**Exercise directions:**
The data below should be restated word for word, with every picture omitted.

**Dataset extract:**
━━━━━━━━━━━━━━━━━━━━
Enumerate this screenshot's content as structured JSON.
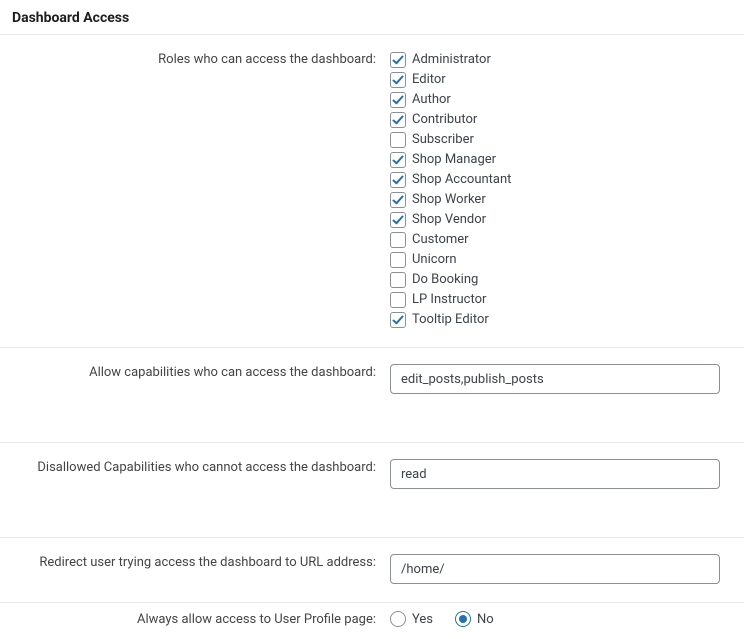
{
  "section": {
    "title": "Dashboard Access"
  },
  "roles": {
    "label": "Roles who can access the dashboard:",
    "items": [
      {
        "label": "Administrator",
        "checked": true
      },
      {
        "label": "Editor",
        "checked": true
      },
      {
        "label": "Author",
        "checked": true
      },
      {
        "label": "Contributor",
        "checked": true
      },
      {
        "label": "Subscriber",
        "checked": false
      },
      {
        "label": "Shop Manager",
        "checked": true
      },
      {
        "label": "Shop Accountant",
        "checked": true
      },
      {
        "label": "Shop Worker",
        "checked": true
      },
      {
        "label": "Shop Vendor",
        "checked": true
      },
      {
        "label": "Customer",
        "checked": false
      },
      {
        "label": "Unicorn",
        "checked": false
      },
      {
        "label": "Do Booking",
        "checked": false
      },
      {
        "label": "LP Instructor",
        "checked": false
      },
      {
        "label": "Tooltip Editor",
        "checked": true
      }
    ]
  },
  "allow_caps": {
    "label": "Allow capabilities who can access the dashboard:",
    "value": "edit_posts,publish_posts"
  },
  "disallow_caps": {
    "label": "Disallowed Capabilities who cannot access the dashboard:",
    "value": "read"
  },
  "redirect": {
    "label": "Redirect user trying access the dashboard to URL address:",
    "value": "/home/"
  },
  "profile_access": {
    "label": "Always allow access to User Profile page:",
    "options": {
      "yes": "Yes",
      "no": "No"
    },
    "selected": "no"
  }
}
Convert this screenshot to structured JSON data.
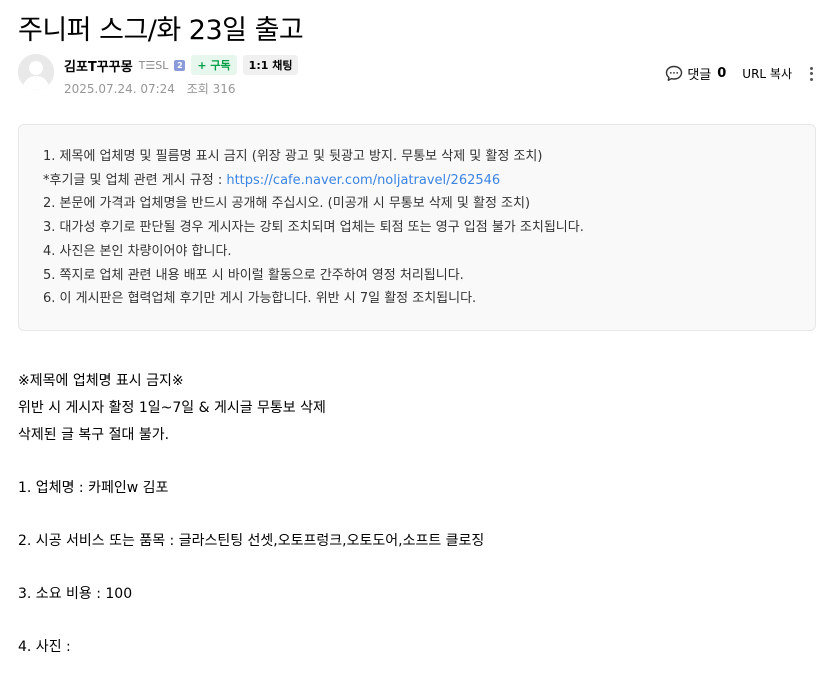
{
  "post": {
    "title": "주니퍼 스그/화 23일 출고",
    "author": {
      "nickname": "김포T꾸꾸몽",
      "grade_label": "T☰SL",
      "grade_badge": "2",
      "follow_label": "+ 구독",
      "chat_label": "1:1 채팅"
    },
    "date": "2025.07.24. 07:24",
    "views": "조회 316",
    "comment_label": "댓글",
    "comment_count": "0",
    "url_copy_label": "URL 복사"
  },
  "notice": {
    "line1": "1. 제목에 업체명 및 필름명 표시 금지 (위장 광고 및 뒷광고 방지. 무통보 삭제 및 활정 조치)",
    "line2_prefix": "*후기글 및 업체 관련 게시 규정 : ",
    "line2_link": "https://cafe.naver.com/noljatravel/262546",
    "line3": "2. 본문에 가격과 업체명을 반드시 공개해 주십시오. (미공개 시 무통보 삭제 및 활정 조치)",
    "line4": "3. 대가성 후기로 판단될 경우 게시자는 강퇴 조치되며 업체는 퇴점 또는 영구 입점 불가 조치됩니다.",
    "line5": "4. 사진은 본인 차량이어야 합니다.",
    "line6": "5. 쪽지로 업체 관련 내용 배포 시 바이럴 활동으로 간주하여 영정 처리됩니다.",
    "line7": "6. 이 게시판은 협력업체 후기만 게시 가능합니다. 위반 시 7일 활정 조치됩니다."
  },
  "body": {
    "warning1": "※제목에 업체명 표시 금지※",
    "warning2": "위반 시 게시자 활정 1일~7일 & 게시글 무통보 삭제",
    "warning3": "삭제된 글 복구 절대 불가.",
    "item1": "1. 업체명 : 카페인w 김포",
    "item2": "2. 시공 서비스 또는 품목 : 글라스틴팅 선셋,오토프렁크,오토도어,소프트 클로징",
    "item3": "3. 소요 비용 : 100",
    "item4": "4. 사진 :"
  },
  "icons": {
    "avatar": "default-avatar",
    "comment": "speech-bubble-icon",
    "more": "vertical-ellipsis-icon"
  },
  "colors": {
    "follow_green": "#009f47",
    "link_blue": "#3b85e3"
  }
}
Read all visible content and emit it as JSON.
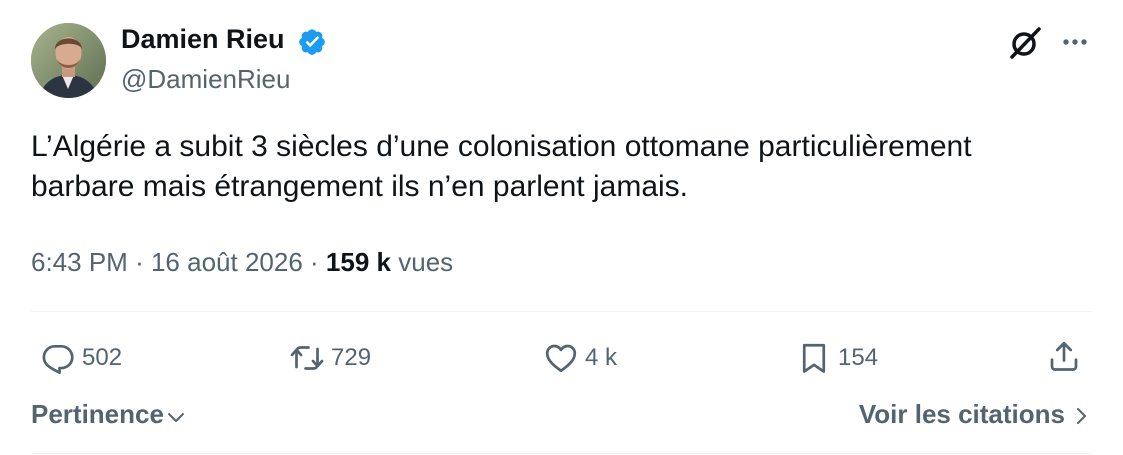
{
  "author": {
    "name": "Damien Rieu",
    "handle": "@DamienRieu",
    "verified_color": "#1d9bf0"
  },
  "icons": {
    "verified": "verified-badge-icon",
    "grok": "grok-icon",
    "more": "more-icon",
    "reply": "reply-icon",
    "repost": "repost-icon",
    "like": "heart-icon",
    "bookmark": "bookmark-icon",
    "share": "share-icon",
    "sort": "chevron-down-icon",
    "quotes": "chevron-right-icon"
  },
  "tweet": {
    "text": "L’Algérie a subit 3 siècles d’une colonisation ottomane particulièrement\nbarbare mais étrangement ils n’en parlent jamais.",
    "time": "6:43 PM",
    "date": "16 août 2026",
    "separator": "·",
    "views_count": "159 k",
    "views_label": "vues"
  },
  "actions": {
    "replies": "502",
    "reposts": "729",
    "likes": "4 k",
    "bookmarks": "154"
  },
  "footer": {
    "sort_label": "Pertinence",
    "quotes_label": "Voir les citations"
  },
  "colors": {
    "text": "#0f1419",
    "secondary": "#536471",
    "divider": "#eff3f4"
  }
}
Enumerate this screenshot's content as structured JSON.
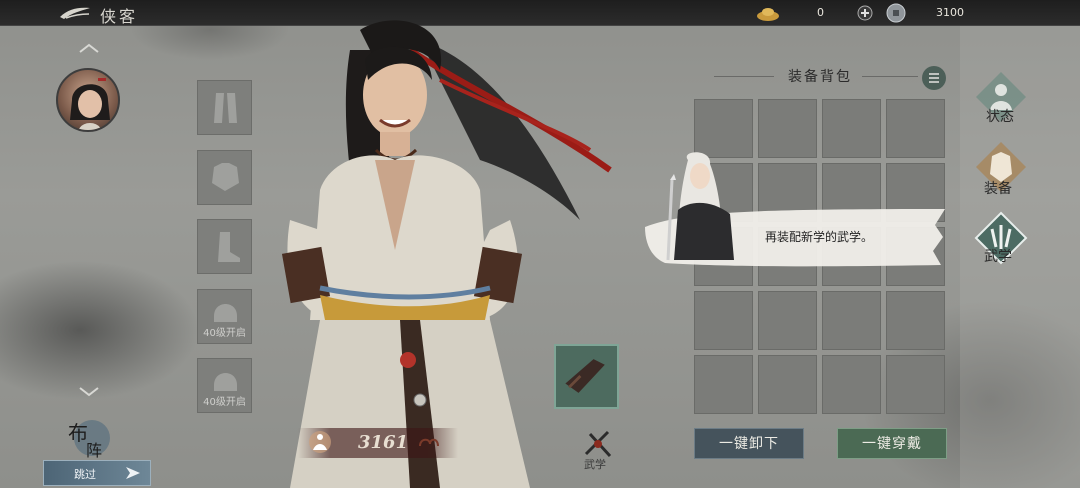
{
  "header": {
    "title": "侠客",
    "gold_value": "0",
    "coin_value": "3100"
  },
  "left_slots": [
    {
      "name": "weapon-slot",
      "locked_text": ""
    },
    {
      "name": "armor-slot",
      "locked_text": ""
    },
    {
      "name": "boots-slot",
      "locked_text": ""
    },
    {
      "name": "locked-slot-1",
      "locked_text": "40级开启"
    },
    {
      "name": "locked-slot-2",
      "locked_text": "40级开启"
    }
  ],
  "hero": {
    "power": "3161"
  },
  "martial": {
    "label": "武学"
  },
  "backpack": {
    "title": "装备背包",
    "unequip_all": "一键卸下",
    "equip_all": "一键穿戴"
  },
  "dialog": {
    "text": "再装配新学的武学。"
  },
  "tabs": [
    {
      "label": "状态"
    },
    {
      "label": "装备"
    },
    {
      "label": "武学"
    }
  ],
  "bottom": {
    "formation_label": "布阵",
    "skip_label": "跳过"
  },
  "colors": {
    "equip_button": "#4b6a54",
    "unequip_button": "#45535c",
    "tab_active": "#4c6b63"
  }
}
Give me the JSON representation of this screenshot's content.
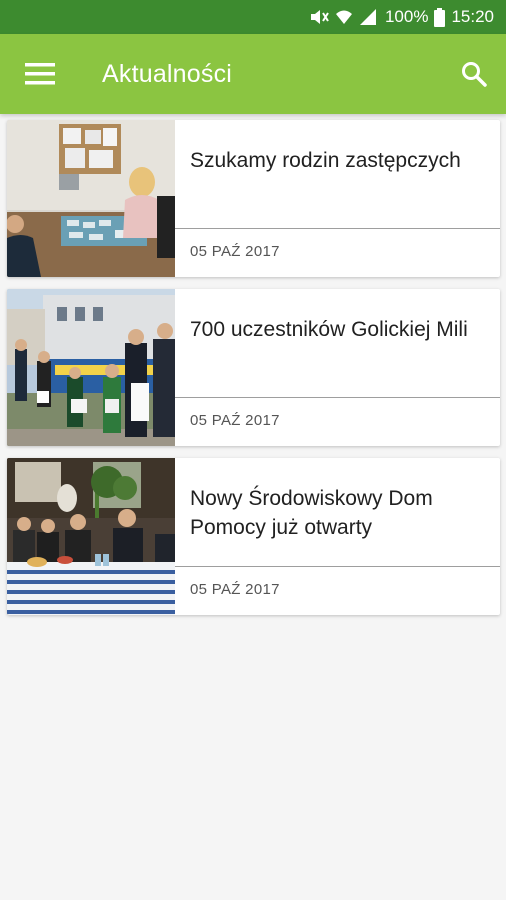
━━━━━━━━━━━━━━━━━━━━
**Output for this task:**
Enumerate this screenshot's content as structured JSON.
{
  "section": {
    "title": "Dashboard Access"
  },
  "roles": {
    "label": "Roles who can access the dashboard:",
    "items": [
      {
        "label": "Administrator",
        "checked": true
      },
      {
        "label": "Editor",
        "checked": true
      },
      {
        "label": "Author",
        "checked": true
      },
      {
        "label": "Contributor",
        "checked": true
      },
      {
        "label": "Subscriber",
        "checked": false
      },
      {
        "label": "Shop Manager",
        "checked": true
      },
      {
        "label": "Shop Accountant",
        "checked": true
      },
      {
        "label": "Shop Worker",
        "checked": true
      },
      {
        "label": "Shop Vendor",
        "checked": true
      },
      {
        "label": "Customer",
        "checked": false
      },
      {
        "label": "Unicorn",
        "checked": false
      },
      {
        "label": "Do Booking",
        "checked": false
      },
      {
        "label": "LP Instructor",
        "checked": false
      },
      {
        "label": "Tooltip Editor",
        "checked": true
      }
    ]
  },
  "allow_caps": {
    "label": "Allow capabilities who can access the dashboard:",
    "value": "edit_posts,publish_posts"
  },
  "disallow_caps": {
    "label": "Disallowed Capabilities who cannot access the dashboard:",
    "value": "read"
  },
  "redirect": {
    "label": "Redirect user trying access the dashboard to URL address:",
    "value": "/home/"
  },
  "profile_access": {
    "label": "Always allow access to User Profile page:",
    "options": {
      "yes": "Yes",
      "no": "No"
    },
    "selected": "no"
  }
}
Convert this screenshot to structured JSON data.
{
  "post": {
    "title": "주니퍼 스그/화 23일 출고",
    "author": {
      "nickname": "김포T꾸꾸몽",
      "grade_label": "T☰SL",
      "grade_badge": "2",
      "follow_label": "+ 구독",
      "chat_label": "1:1 채팅"
    },
    "date": "2025.07.24. 07:24",
    "views": "조회 316",
    "comment_label": "댓글",
    "comment_count": "0",
    "url_copy_label": "URL 복사"
  },
  "notice": {
    "line1": "1. 제목에 업체명 및 필름명 표시 금지 (위장 광고 및 뒷광고 방지. 무통보 삭제 및 활정 조치)",
    "line2_prefix": "*후기글 및 업체 관련 게시 규정 : ",
    "line2_link": "https://cafe.naver.com/noljatravel/262546",
    "line3": "2. 본문에 가격과 업체명을 반드시 공개해 주십시오. (미공개 시 무통보 삭제 및 활정 조치)",
    "line4": "3. 대가성 후기로 판단될 경우 게시자는 강퇴 조치되며 업체는 퇴점 또는 영구 입점 불가 조치됩니다.",
    "line5": "4. 사진은 본인 차량이어야 합니다.",
    "line6": "5. 쪽지로 업체 관련 내용 배포 시 바이럴 활동으로 간주하여 영정 처리됩니다.",
    "line7": "6. 이 게시판은 협력업체 후기만 게시 가능합니다. 위반 시 7일 활정 조치됩니다."
  },
  "body": {
    "warning1": "※제목에 업체명 표시 금지※",
    "warning2": "위반 시 게시자 활정 1일~7일 & 게시글 무통보 삭제",
    "warning3": "삭제된 글 복구 절대 불가.",
    "item1": "1. 업체명 : 카페인w 김포",
    "item2": "2. 시공 서비스 또는 품목 : 글라스틴팅 선셋,오토프렁크,오토도어,소프트 클로징",
    "item3": "3. 소요 비용 : 100",
    "item4": "4. 사진 :"
  },
  "icons": {
    "avatar": "default-avatar",
    "comment": "speech-bubble-icon",
    "more": "vertical-ellipsis-icon"
  },
  "colors": {
    "follow_green": "#009f47",
    "link_blue": "#3b85e3"
  }
}
Read all visible content and emit it as JSON.
{
  "author": {
    "name": "Damien Rieu",
    "handle": "@DamienRieu",
    "verified_color": "#1d9bf0"
  },
  "icons": {
    "verified": "verified-badge-icon",
    "grok": "grok-icon",
    "more": "more-icon",
    "reply": "reply-icon",
    "repost": "repost-icon",
    "like": "heart-icon",
    "bookmark": "bookmark-icon",
    "share": "share-icon",
    "sort": "chevron-down-icon",
    "quotes": "chevron-right-icon"
  },
  "tweet": {
    "text": "L’Algérie a subit 3 siècles d’une colonisation ottomane particulièrement\nbarbare mais étrangement ils n’en parlent jamais.",
    "time": "6:43 PM",
    "date": "16 août 2026",
    "separator": "·",
    "views_count": "159 k",
    "views_label": "vues"
  },
  "actions": {
    "replies": "502",
    "reposts": "729",
    "likes": "4 k",
    "bookmarks": "154"
  },
  "footer": {
    "sort_label": "Pertinence",
    "quotes_label": "Voir les citations"
  },
  "colors": {
    "text": "#0f1419",
    "secondary": "#536471",
    "divider": "#eff3f4"
  }
}
Enumerate this screenshot's content as structured JSON.
{
  "header": {
    "title": "侠客",
    "gold_value": "0",
    "coin_value": "3100"
  },
  "left_slots": [
    {
      "name": "weapon-slot",
      "locked_text": ""
    },
    {
      "name": "armor-slot",
      "locked_text": ""
    },
    {
      "name": "boots-slot",
      "locked_text": ""
    },
    {
      "name": "locked-slot-1",
      "locked_text": "40级开启"
    },
    {
      "name": "locked-slot-2",
      "locked_text": "40级开启"
    }
  ],
  "hero": {
    "power": "3161"
  },
  "martial": {
    "label": "武学"
  },
  "backpack": {
    "title": "装备背包",
    "unequip_all": "一键卸下",
    "equip_all": "一键穿戴"
  },
  "dialog": {
    "text": "再装配新学的武学。"
  },
  "tabs": [
    {
      "label": "状态"
    },
    {
      "label": "装备"
    },
    {
      "label": "武学"
    }
  ],
  "bottom": {
    "formation_label": "布阵",
    "skip_label": "跳过"
  },
  "colors": {
    "equip_button": "#4b6a54",
    "unequip_button": "#45535c",
    "tab_active": "#4c6b63"
  }
}
Give me the JSON representation of this screenshot's content.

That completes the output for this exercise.